Quote the lines starting at the one containing "scatter-point [249,217,257,225]" and ending at the one containing "scatter-point [261,272,269,280]", both included, reproducing each exactly.

Given data>
--------

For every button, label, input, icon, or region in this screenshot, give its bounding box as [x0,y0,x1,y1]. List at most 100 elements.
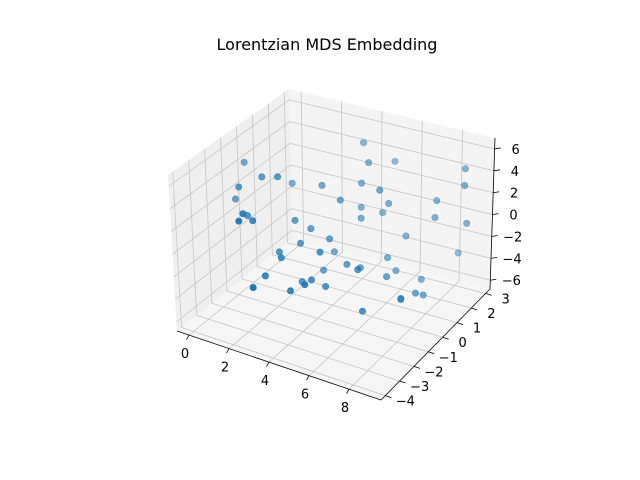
scatter-point [249,217,257,225]
scatter-point [461,165,469,173]
x-tick-label: 8 [341,401,349,416]
z-tick-label: −2 [503,230,522,245]
scatter-point [326,235,334,243]
scatter-point [235,217,243,225]
scatter-point [307,225,315,233]
x-tick-label: 0 [181,347,189,362]
scatter-point [402,232,410,240]
grid-line-x [228,101,343,349]
scatter-point [384,254,392,262]
y-tick-label: −4 [396,395,415,410]
scatter-point [288,179,296,187]
x-tick-mark [266,361,270,367]
scatter-point [235,183,243,191]
scatter-point [358,307,366,315]
z-tick-label: 6 [511,143,519,158]
scatter-point [357,214,365,222]
grid-line-x [348,130,464,390]
z-tick-label: 2 [510,187,518,202]
scatter-point [336,196,344,204]
y-tick-label: 2 [487,307,495,322]
z-tick-label: −4 [502,252,521,267]
grid-line-z [170,142,494,232]
z-tick-label: 4 [511,165,519,180]
scatter-point [275,248,283,256]
scatter-point [358,179,366,187]
scatter-point [277,254,285,262]
chart-title: Lorentzian MDS Embedding [217,35,438,54]
grid-line-z [168,99,495,187]
scatter-point [286,287,294,295]
grid-line-y [220,137,429,353]
scatter-point [365,159,373,167]
scatter-point [330,248,338,256]
y-tick-mark [385,395,392,398]
x-tick-label: 6 [301,388,309,403]
scatter-point [354,266,362,274]
scatter-point [301,281,309,289]
y-tick-mark [413,366,421,369]
grid-line-z [176,229,491,323]
grid-line-x [308,120,423,376]
y-tick-mark [485,293,492,296]
x-tick-label: 4 [261,374,269,389]
scatter-point [232,195,240,203]
scatter-point [318,181,326,189]
scatter-point [239,210,247,218]
z-tick-mark [491,235,498,237]
scatter-point [307,276,315,284]
scatter-point [322,282,330,290]
z-axis-line [489,137,496,290]
y-tick-mark [456,322,464,325]
grid-line-z [173,186,492,278]
scatter-point [258,173,266,181]
x-tick-mark [346,388,350,394]
scatter-point [360,139,368,147]
y-axis-line [380,288,491,401]
scatter-point [296,239,304,247]
scatter-point [261,272,269,280]
y-tick-label: 1 [473,322,481,337]
scatter-point [385,200,393,208]
z-tick-mark [490,278,497,281]
y-tick-label: −3 [410,380,429,395]
grid-line-z [174,208,492,300]
back-pane [289,89,495,289]
scatter-point [357,203,365,211]
scatter-point [376,186,384,194]
x-tick-mark [226,348,230,354]
y-tick-mark [471,307,478,311]
scatter-point [343,260,351,268]
grid-line-z [172,164,493,255]
y-tick-label: −1 [439,351,458,366]
y-tick-mark [428,351,435,355]
grid-line-y [236,126,443,338]
scatter-point [274,173,282,181]
x-axis-line [176,330,382,401]
z-tick-mark [490,256,498,259]
axis-lines [176,137,496,401]
scatter-point [291,216,299,224]
z-tick-label: −6 [502,274,521,289]
grid-line-y [204,148,415,367]
scatter-point [417,275,425,283]
z-tick-label: 0 [509,209,517,224]
y-tick-label: 3 [502,292,510,307]
grid-line-y [267,103,472,309]
y-tick-label: 0 [459,336,467,351]
scatter-point [431,214,439,222]
z-tick-mark [494,147,501,150]
scatter-point [249,283,257,291]
x-tick-mark [186,334,190,340]
grid-line-y [251,115,458,324]
scatter-points [232,139,471,315]
y-tick-label: −2 [424,365,443,380]
left-pane [168,89,292,331]
z-tick-mark [493,169,500,172]
scatter-point [463,219,471,227]
scatter-point [392,267,400,275]
scatter-point [316,248,324,256]
scatter-point [433,197,441,205]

--------

Finished task>
scatter-point [249,217,257,225]
scatter-point [461,165,469,173]
x-tick-label: 8 [341,401,349,416]
z-tick-label: −2 [503,230,522,245]
scatter-point [326,235,334,243]
scatter-point [235,217,243,225]
scatter-point [307,225,315,233]
x-tick-label: 0 [181,347,189,362]
scatter-point [402,232,410,240]
grid-line-x [228,101,343,349]
scatter-point [384,254,392,262]
y-tick-label: −4 [396,395,415,410]
scatter-point [288,179,296,187]
x-tick-mark [266,361,270,367]
scatter-point [235,183,243,191]
scatter-point [358,307,366,315]
z-tick-label: 6 [511,143,519,158]
scatter-point [357,214,365,222]
grid-line-x [348,130,464,390]
z-tick-label: 2 [510,187,518,202]
scatter-point [336,196,344,204]
y-tick-label: 2 [487,307,495,322]
z-tick-label: −4 [502,252,521,267]
grid-line-z [170,142,494,232]
z-tick-label: 4 [511,165,519,180]
scatter-point [275,248,283,256]
scatter-point [358,179,366,187]
scatter-point [277,254,285,262]
chart-title: Lorentzian MDS Embedding [217,35,438,54]
grid-line-z [168,99,495,187]
scatter-point [286,287,294,295]
grid-line-y [220,137,429,353]
scatter-point [365,159,373,167]
scatter-point [330,248,338,256]
y-tick-mark [385,395,392,398]
x-tick-label: 6 [301,388,309,403]
scatter-point [354,266,362,274]
scatter-point [301,281,309,289]
y-tick-mark [413,366,421,369]
grid-line-z [176,229,491,323]
grid-line-x [308,120,423,376]
y-tick-mark [485,293,492,296]
x-tick-label: 4 [261,374,269,389]
scatter-point [232,195,240,203]
scatter-point [318,181,326,189]
scatter-point [239,210,247,218]
z-tick-mark [491,235,498,237]
scatter-point [307,276,315,284]
scatter-point [322,282,330,290]
z-axis-line [489,137,496,290]
y-tick-mark [456,322,464,325]
grid-line-z [173,186,492,278]
scatter-point [258,173,266,181]
x-tick-mark [346,388,350,394]
scatter-point [360,139,368,147]
y-axis-line [380,288,491,401]
scatter-point [296,239,304,247]
scatter-point [261,272,269,280]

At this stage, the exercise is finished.